Nach 17 Jahren. Um 10.21 Uhr ist am Dienstag die letzte seiner 53 Milchkühe auf dem Laster verstaut, im Stall ist es still und leer. «Heute ist ein trauriger Tag. Aber ohne die Milchkühe haben wir weniger Arbeit und mehr Geld auf dem Konto», sagt der 41-Jährige aus Norstedt (Nordfriesland). Seine Frau Silvia (43) bricht in Tränen aus, als sie die Kühe im großen grünen Tier-Transporter verschwinden sieht. Zuvor hat der Milchlaster ein letztes Mal noch Milch geholt - 788 Liter, das bringt nicht einmal 160 Euro.
Wirtschaftlich sei es die richtige Entscheidung, die Milchviehhaltung aufzugeben, vom Herzen her jedoch nicht, betonen beide. «Noch haben wir keine Schulden, aber wir müssten Geld aufnehmen, um es weiterzubetreiben. Das kann nicht sein», sagt der Vater von fünf Kindern. Der Viehhändler Paul Petersen, der die Tiere abholt, kennt die Argumente. «In den vergangenen Monaten passiert es häufig, dass die Betriebe aufgelöst werden.» Doch auch für ihn sei es schwierig, weil es immer weniger Bauern gebe, die expandieren und noch Kühe aufnehmen.

━━━

Aufgaben:
1. Nenne alle Zahlen, die im Text zur Milchviehhaltung in Ziffern geschrieben sind.
2. Tausche in den Zeilen unterhalb des Textes zur Milchviehhaltung „code-token“ gegen „code-element“ aus und gib nur diese Zeilen wieder. Beginne bei der Zeile mit „code-token: </ (57, 222, 78, 241)“ und höre nach der Zeile mit „code-line[interactable]: </el-upload> (0, 220, 636, 244)“ auf.
Der Text zur Milchviehhaltung und die Zeilen stammen aus unterschiedlichen Quellen.

Auflistungen der Elementpositionen
━━━

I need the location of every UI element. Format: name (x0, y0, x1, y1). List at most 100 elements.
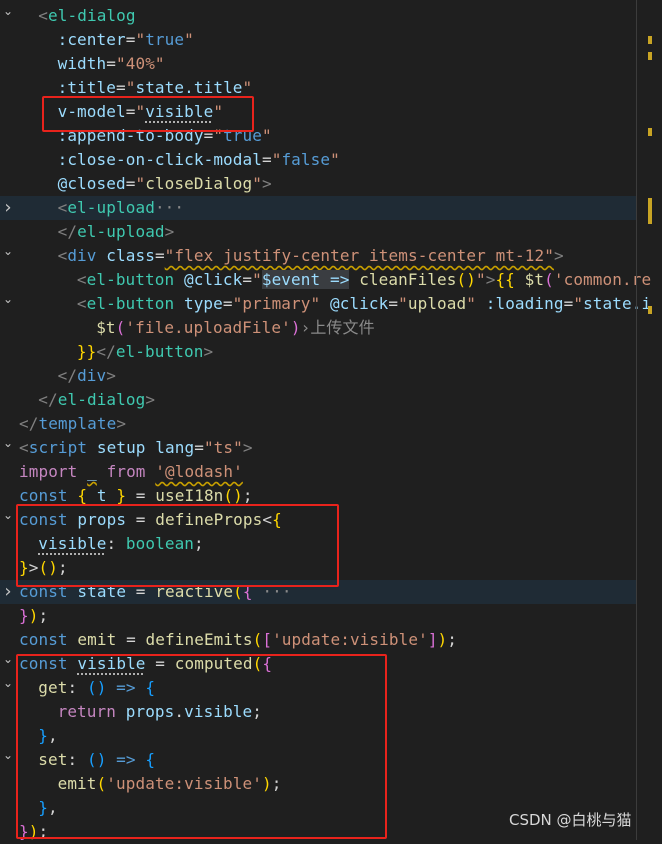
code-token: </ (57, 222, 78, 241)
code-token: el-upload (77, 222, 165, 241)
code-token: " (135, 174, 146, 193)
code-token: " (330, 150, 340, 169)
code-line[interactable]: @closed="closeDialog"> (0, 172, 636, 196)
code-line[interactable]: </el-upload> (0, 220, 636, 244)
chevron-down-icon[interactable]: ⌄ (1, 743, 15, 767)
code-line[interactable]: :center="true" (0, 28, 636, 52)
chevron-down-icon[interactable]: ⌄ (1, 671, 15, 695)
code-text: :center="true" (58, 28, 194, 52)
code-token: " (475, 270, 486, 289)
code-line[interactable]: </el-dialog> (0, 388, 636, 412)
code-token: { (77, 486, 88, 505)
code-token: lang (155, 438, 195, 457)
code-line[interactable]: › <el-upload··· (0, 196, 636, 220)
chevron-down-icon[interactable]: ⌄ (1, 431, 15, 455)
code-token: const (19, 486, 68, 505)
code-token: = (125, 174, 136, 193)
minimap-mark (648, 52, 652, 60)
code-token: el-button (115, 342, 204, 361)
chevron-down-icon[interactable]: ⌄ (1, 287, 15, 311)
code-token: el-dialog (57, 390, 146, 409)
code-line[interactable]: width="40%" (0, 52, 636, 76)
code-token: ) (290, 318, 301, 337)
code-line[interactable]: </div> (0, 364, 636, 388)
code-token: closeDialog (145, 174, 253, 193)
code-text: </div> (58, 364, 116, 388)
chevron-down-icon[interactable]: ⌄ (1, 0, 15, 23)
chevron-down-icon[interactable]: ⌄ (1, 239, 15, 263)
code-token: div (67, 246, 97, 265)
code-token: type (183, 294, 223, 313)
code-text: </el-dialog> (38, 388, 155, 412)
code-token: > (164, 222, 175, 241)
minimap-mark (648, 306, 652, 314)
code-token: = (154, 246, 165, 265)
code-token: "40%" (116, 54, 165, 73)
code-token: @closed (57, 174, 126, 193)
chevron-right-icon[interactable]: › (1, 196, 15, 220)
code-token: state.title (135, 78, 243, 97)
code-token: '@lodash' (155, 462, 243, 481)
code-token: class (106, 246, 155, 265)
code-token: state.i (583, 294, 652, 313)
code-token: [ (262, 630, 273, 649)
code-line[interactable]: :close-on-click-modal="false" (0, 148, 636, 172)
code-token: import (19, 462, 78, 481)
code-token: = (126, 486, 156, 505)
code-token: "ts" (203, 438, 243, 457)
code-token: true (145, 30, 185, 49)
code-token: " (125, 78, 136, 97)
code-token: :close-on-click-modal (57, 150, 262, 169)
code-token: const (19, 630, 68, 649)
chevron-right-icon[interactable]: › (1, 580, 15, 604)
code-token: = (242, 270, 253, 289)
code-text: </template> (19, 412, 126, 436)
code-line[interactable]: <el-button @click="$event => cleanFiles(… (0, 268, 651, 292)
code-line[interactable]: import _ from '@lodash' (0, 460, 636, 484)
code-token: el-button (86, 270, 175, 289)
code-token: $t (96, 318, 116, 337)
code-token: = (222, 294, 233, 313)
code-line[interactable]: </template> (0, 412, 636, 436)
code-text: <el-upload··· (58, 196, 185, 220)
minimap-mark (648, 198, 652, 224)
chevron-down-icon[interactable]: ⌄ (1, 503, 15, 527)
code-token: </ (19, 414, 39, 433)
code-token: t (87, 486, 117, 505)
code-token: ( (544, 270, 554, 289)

━━━

Lösungen der Aufgaben:
1. 17, 10.21, 53, 41, 43, 788, 160

2.
code-element: </ (57, 222, 78, 241)
code-element: el-upload (77, 222, 165, 241)
code-element: " (135, 174, 146, 193)
code-element: " (330, 150, 340, 169)
code-line[interactable]: @closed="closeDialog"> (0, 172, 636, 196)
code-line[interactable]: </el-upload> (0, 220, 636, 244)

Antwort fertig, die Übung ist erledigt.